◆ Instruction
Gather each line containing the string "text" from these entries.

Rows from a figure dataset
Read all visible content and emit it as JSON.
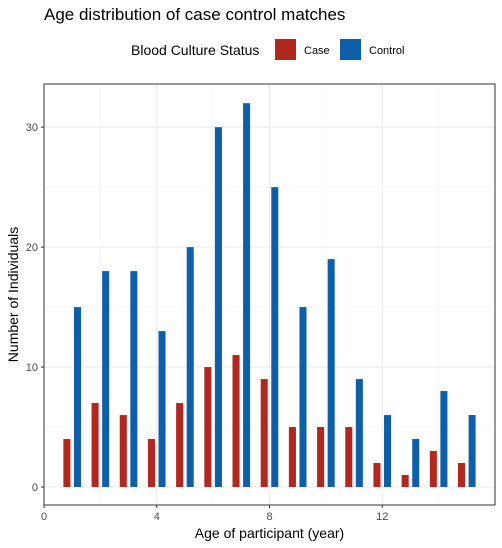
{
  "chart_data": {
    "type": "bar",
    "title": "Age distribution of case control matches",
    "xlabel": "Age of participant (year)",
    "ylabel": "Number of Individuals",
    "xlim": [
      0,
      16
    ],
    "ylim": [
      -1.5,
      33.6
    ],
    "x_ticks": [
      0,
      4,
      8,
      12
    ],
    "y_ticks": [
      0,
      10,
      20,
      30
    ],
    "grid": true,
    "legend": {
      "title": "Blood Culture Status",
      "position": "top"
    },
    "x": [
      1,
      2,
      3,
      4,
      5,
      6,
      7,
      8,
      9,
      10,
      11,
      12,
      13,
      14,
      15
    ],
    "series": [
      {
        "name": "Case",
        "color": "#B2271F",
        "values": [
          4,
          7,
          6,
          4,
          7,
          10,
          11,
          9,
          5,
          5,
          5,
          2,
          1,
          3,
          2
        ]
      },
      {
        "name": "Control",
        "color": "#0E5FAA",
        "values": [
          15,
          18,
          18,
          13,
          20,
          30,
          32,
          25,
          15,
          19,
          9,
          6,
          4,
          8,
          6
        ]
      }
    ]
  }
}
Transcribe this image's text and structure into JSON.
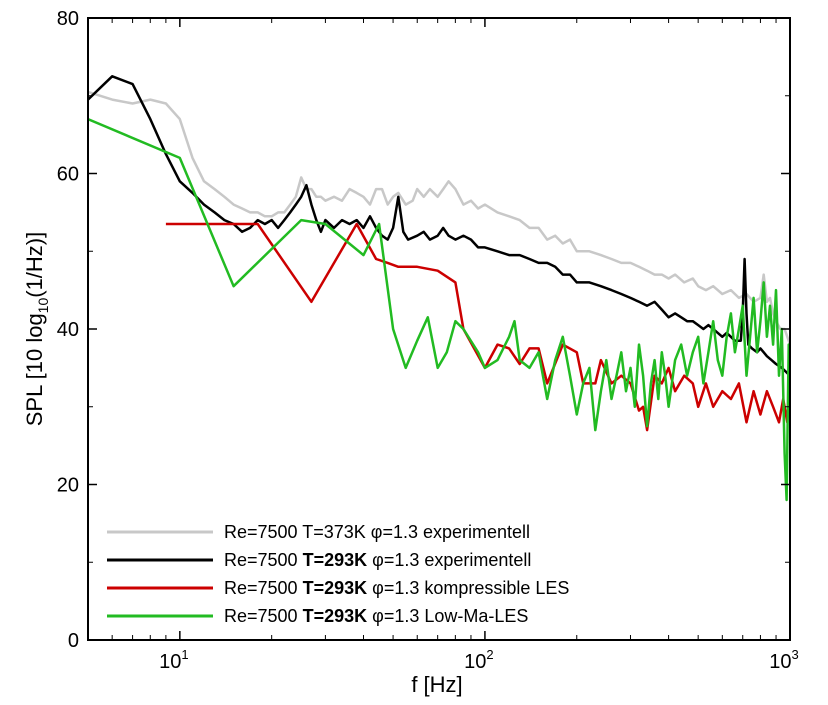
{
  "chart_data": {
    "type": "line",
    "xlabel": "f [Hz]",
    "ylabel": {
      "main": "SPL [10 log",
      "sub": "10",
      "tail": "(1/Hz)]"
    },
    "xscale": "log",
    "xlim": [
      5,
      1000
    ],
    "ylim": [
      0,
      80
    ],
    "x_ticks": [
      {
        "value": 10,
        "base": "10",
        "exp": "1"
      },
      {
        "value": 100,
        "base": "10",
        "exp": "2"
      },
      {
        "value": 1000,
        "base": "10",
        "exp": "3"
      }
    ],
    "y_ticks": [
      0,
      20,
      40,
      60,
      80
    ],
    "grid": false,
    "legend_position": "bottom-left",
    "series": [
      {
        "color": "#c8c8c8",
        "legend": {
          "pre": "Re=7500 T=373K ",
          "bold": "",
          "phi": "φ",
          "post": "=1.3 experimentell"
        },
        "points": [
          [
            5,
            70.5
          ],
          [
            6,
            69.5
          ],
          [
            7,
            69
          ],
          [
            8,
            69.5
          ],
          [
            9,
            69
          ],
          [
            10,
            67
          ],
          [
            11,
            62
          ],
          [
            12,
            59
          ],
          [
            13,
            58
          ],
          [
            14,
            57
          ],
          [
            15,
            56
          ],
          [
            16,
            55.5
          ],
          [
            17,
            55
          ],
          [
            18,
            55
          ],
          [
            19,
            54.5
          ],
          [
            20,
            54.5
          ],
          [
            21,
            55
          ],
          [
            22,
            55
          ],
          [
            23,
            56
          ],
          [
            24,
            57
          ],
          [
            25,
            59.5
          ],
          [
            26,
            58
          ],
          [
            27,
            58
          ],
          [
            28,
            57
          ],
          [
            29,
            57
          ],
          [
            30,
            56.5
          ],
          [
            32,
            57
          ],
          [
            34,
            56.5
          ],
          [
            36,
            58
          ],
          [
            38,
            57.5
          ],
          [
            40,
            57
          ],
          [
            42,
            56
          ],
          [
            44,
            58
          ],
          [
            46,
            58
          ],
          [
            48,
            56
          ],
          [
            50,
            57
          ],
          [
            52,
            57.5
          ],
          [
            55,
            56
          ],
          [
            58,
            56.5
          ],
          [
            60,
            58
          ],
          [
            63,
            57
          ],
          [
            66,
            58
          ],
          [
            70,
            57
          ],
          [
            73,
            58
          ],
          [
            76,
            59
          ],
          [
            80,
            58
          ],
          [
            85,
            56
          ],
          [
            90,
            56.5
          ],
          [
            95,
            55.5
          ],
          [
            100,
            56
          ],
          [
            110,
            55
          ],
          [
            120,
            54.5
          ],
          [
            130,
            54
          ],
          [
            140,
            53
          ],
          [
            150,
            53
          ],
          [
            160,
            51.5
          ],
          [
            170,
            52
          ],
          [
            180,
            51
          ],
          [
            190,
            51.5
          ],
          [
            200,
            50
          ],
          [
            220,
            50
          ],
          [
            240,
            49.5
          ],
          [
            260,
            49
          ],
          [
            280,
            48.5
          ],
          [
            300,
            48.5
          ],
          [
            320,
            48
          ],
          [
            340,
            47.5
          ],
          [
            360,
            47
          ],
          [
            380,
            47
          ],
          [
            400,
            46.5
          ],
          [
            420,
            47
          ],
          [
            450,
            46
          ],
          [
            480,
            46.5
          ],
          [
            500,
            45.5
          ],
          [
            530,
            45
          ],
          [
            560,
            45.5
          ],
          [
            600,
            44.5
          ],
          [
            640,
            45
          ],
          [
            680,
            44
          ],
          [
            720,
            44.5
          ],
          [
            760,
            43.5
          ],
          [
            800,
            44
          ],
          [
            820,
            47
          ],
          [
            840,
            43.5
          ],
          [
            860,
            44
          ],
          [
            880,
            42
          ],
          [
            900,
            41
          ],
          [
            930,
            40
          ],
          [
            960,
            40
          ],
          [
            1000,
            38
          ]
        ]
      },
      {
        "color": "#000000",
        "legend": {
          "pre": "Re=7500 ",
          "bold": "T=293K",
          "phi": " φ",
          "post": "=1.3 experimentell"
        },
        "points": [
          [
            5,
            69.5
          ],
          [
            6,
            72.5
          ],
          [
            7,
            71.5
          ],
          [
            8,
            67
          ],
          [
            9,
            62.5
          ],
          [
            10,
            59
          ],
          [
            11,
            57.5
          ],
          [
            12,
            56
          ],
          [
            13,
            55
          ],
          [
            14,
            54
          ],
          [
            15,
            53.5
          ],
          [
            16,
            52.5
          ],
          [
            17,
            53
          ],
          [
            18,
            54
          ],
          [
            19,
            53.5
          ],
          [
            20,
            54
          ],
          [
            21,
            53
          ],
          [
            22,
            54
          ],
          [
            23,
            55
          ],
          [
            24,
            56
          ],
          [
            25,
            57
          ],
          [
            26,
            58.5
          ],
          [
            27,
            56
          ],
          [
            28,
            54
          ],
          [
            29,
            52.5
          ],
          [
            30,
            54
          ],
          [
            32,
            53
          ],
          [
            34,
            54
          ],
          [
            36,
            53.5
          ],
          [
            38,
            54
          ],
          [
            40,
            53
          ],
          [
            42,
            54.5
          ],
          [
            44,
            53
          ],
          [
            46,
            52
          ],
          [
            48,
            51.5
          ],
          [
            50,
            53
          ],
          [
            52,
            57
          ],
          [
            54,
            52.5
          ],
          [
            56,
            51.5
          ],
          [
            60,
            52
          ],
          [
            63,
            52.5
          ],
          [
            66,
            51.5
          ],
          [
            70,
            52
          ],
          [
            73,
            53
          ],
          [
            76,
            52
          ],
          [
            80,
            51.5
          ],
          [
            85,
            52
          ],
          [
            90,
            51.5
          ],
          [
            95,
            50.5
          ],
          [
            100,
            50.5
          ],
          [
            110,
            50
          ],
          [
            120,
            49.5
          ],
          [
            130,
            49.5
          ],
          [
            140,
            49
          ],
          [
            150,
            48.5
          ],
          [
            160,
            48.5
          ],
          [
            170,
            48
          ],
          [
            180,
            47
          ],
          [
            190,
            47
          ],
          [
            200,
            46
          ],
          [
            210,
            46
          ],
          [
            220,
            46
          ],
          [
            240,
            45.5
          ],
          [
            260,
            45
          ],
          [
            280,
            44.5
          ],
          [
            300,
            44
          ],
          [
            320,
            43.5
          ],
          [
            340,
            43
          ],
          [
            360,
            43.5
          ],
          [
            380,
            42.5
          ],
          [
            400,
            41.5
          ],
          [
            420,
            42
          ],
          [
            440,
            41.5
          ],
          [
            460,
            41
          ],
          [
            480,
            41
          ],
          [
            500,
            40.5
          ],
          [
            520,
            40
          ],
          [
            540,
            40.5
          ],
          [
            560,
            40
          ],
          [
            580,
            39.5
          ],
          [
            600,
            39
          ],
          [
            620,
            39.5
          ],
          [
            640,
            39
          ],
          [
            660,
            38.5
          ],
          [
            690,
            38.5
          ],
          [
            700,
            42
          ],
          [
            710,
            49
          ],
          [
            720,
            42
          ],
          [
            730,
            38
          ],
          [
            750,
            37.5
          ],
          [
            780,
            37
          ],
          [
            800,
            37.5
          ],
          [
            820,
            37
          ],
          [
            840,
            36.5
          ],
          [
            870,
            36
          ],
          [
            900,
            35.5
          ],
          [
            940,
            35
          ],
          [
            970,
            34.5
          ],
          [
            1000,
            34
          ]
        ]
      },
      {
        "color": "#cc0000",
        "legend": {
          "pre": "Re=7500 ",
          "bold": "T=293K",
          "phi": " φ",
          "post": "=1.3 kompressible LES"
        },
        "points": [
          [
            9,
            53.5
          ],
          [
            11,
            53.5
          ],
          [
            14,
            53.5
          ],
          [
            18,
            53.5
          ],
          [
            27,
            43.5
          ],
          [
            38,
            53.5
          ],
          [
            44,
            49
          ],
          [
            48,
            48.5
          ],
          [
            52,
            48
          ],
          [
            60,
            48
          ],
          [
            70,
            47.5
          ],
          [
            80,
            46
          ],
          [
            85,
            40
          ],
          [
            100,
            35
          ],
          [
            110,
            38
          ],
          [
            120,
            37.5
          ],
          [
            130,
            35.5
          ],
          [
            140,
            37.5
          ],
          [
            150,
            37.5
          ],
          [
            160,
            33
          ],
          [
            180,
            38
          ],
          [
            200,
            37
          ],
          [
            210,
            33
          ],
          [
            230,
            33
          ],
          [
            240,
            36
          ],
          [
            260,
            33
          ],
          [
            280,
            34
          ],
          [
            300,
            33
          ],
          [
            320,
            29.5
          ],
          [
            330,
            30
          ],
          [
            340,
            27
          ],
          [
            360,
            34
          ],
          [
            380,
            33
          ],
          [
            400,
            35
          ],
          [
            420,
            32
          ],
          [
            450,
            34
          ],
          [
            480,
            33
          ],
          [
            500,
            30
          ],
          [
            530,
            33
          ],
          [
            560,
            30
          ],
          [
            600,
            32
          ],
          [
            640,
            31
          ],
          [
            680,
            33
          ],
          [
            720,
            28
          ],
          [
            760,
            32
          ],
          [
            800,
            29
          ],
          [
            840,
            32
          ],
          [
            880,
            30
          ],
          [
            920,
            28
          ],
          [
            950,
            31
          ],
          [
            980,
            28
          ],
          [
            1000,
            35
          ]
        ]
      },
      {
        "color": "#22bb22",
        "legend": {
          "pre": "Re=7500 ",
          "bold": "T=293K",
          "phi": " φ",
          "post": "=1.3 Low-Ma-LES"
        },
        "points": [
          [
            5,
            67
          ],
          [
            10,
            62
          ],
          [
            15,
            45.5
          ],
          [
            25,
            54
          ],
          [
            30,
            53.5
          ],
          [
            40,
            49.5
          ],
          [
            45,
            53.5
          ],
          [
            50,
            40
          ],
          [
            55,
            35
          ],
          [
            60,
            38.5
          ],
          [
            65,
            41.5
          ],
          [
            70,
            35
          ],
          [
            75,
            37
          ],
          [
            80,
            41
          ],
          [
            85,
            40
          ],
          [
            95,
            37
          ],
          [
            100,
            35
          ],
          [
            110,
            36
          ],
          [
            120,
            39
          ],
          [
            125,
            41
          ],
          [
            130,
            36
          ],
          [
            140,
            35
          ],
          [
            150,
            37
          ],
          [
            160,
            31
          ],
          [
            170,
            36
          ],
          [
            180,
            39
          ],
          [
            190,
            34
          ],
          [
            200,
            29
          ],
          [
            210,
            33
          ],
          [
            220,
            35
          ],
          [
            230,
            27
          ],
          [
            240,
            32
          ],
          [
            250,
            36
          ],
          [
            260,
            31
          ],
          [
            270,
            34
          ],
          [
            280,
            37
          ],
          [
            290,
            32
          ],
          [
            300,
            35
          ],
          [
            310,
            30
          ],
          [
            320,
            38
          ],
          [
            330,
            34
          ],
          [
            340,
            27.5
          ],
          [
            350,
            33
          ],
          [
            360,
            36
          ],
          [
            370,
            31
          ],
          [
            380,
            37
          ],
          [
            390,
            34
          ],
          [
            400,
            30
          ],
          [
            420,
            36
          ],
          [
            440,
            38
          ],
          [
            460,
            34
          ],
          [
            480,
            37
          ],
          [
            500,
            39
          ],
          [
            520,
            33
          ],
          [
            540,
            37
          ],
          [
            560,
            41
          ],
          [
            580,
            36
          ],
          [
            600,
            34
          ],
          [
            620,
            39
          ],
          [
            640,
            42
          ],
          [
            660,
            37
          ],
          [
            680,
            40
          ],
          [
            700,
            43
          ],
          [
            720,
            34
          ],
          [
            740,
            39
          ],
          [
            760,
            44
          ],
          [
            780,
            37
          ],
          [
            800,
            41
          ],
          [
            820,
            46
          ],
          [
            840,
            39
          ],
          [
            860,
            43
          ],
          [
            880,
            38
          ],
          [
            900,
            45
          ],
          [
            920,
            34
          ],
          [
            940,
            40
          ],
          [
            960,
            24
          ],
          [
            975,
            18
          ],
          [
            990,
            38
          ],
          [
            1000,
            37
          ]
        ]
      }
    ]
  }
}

==

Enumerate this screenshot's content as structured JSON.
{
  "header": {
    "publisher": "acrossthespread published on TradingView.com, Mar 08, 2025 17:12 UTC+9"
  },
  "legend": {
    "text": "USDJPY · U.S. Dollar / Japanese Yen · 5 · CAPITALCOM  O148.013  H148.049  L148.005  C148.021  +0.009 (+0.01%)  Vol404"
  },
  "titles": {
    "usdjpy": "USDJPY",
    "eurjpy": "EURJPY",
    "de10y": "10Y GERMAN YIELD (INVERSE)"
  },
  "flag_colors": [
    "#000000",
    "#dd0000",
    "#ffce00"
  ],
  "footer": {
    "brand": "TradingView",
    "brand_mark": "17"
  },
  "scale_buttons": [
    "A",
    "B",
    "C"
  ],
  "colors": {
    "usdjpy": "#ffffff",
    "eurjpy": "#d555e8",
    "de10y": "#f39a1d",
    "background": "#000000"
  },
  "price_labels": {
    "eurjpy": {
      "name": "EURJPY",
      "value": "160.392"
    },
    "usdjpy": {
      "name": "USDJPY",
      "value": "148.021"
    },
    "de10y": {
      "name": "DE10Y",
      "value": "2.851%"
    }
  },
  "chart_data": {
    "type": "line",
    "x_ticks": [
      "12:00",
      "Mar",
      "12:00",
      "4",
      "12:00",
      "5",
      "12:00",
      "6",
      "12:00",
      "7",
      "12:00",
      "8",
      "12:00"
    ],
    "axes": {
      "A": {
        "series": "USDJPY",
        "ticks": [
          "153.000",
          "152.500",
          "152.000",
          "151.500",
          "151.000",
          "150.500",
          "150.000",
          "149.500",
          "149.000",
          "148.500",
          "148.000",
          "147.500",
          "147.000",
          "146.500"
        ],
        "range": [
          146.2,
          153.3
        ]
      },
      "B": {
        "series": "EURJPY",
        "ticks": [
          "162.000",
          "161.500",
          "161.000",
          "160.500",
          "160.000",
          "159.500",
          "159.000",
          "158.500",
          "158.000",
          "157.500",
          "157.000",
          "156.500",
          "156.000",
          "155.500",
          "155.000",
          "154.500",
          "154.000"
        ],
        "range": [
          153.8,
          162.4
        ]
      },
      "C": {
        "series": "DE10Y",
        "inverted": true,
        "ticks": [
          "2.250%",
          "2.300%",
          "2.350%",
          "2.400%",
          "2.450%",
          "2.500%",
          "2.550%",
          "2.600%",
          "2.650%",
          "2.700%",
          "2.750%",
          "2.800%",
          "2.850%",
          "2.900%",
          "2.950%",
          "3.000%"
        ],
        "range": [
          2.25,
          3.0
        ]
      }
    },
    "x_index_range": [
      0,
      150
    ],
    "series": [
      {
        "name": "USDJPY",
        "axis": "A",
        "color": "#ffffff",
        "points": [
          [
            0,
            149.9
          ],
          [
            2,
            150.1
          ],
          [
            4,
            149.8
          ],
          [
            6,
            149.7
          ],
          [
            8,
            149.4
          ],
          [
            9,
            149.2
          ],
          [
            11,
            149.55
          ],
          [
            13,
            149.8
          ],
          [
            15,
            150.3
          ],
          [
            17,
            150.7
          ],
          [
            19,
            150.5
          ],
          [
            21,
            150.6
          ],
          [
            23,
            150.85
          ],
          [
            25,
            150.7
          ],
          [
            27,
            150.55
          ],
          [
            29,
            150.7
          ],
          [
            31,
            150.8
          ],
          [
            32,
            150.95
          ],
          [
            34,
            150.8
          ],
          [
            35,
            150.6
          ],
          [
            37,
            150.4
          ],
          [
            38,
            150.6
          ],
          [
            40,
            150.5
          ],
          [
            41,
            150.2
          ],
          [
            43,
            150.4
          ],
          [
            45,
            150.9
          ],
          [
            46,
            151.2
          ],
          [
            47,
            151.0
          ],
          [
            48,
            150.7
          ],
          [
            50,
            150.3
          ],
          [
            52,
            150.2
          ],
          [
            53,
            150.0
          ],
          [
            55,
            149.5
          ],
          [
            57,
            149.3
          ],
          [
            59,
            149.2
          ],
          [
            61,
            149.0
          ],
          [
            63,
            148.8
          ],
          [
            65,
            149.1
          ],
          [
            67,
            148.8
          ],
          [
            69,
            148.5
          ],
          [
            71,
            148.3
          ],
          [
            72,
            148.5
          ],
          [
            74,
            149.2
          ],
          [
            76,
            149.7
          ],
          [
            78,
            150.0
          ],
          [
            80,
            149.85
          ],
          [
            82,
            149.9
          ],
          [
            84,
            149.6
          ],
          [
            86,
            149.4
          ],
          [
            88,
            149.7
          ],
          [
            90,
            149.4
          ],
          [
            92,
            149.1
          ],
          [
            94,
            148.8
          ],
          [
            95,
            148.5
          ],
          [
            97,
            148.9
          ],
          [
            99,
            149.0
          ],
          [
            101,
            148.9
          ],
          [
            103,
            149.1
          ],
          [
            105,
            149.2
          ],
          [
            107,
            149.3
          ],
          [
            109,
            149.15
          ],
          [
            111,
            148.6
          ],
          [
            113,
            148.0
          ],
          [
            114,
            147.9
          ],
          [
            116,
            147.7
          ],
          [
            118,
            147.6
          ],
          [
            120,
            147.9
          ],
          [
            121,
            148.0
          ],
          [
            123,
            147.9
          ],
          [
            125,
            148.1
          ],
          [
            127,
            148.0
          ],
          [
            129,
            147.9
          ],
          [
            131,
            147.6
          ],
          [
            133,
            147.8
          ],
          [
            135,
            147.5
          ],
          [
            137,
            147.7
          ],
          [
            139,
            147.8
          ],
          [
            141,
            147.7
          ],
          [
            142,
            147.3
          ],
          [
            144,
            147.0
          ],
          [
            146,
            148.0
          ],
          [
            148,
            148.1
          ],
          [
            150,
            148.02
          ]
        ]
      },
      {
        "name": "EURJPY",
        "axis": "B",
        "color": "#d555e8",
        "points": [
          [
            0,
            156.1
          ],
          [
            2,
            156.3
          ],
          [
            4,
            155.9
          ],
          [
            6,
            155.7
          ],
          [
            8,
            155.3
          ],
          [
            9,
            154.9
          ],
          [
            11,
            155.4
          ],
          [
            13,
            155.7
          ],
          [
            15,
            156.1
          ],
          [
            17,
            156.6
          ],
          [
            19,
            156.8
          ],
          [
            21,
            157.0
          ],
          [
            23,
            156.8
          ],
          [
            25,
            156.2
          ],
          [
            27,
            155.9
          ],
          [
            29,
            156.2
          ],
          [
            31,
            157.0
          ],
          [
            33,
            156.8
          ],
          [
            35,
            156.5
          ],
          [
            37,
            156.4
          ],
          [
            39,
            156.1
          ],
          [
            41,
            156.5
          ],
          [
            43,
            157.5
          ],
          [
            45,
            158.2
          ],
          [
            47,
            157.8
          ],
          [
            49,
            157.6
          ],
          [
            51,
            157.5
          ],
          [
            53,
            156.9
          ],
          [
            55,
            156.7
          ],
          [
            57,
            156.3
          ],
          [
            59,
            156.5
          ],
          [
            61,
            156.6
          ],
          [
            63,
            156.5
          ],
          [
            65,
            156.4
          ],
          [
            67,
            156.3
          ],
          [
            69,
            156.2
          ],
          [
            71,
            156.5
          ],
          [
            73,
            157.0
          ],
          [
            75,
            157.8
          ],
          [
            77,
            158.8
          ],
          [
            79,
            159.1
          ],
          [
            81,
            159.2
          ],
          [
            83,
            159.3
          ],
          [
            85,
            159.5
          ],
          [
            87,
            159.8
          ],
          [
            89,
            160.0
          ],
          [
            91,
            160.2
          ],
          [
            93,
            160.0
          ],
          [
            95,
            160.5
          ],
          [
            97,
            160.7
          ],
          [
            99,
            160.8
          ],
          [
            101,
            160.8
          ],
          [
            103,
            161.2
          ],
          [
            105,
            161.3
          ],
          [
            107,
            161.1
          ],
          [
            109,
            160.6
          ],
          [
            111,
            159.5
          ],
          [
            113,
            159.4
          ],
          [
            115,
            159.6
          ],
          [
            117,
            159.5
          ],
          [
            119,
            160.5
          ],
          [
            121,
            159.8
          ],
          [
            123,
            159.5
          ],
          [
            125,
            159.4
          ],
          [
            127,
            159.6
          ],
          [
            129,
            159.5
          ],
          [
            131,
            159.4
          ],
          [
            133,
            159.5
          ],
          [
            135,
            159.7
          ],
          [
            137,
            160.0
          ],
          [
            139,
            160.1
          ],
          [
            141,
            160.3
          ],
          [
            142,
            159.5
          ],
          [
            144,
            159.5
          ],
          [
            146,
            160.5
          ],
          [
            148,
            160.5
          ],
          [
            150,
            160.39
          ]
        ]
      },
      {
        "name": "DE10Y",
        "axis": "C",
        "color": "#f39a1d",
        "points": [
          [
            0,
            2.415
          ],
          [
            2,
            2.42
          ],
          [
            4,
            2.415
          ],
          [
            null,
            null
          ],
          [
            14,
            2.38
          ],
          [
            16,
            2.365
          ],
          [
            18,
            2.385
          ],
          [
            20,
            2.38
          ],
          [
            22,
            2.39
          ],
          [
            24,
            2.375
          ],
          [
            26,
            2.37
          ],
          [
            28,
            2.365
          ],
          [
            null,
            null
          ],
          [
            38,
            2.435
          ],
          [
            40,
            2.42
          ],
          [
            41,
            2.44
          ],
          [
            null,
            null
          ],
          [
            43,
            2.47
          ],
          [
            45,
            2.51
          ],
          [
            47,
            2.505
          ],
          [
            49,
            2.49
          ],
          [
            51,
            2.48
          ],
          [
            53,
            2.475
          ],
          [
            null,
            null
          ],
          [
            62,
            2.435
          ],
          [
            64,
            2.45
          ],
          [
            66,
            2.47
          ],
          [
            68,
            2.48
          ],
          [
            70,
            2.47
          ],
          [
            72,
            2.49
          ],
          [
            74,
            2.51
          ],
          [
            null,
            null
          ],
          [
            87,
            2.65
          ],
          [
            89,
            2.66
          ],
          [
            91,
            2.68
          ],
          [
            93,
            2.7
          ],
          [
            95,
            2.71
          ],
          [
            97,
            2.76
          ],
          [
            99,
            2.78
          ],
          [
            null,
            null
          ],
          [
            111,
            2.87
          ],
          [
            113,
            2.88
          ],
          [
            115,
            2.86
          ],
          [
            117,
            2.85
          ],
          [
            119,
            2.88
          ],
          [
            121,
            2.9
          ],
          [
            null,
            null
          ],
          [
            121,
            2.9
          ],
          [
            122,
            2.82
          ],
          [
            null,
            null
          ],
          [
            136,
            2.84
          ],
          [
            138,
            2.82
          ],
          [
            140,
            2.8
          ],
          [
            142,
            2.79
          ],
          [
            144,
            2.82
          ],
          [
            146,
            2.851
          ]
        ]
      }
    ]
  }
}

◆ Correct result
Transcribe this image's text and structure into JSON.
    "text": "USDJPY · U.S. Dollar / Japanese Yen · 5 · CAPITALCOM  O148.013  H148.049  L148.005  C148.021  +0.009 (+0.01%)  Vol404"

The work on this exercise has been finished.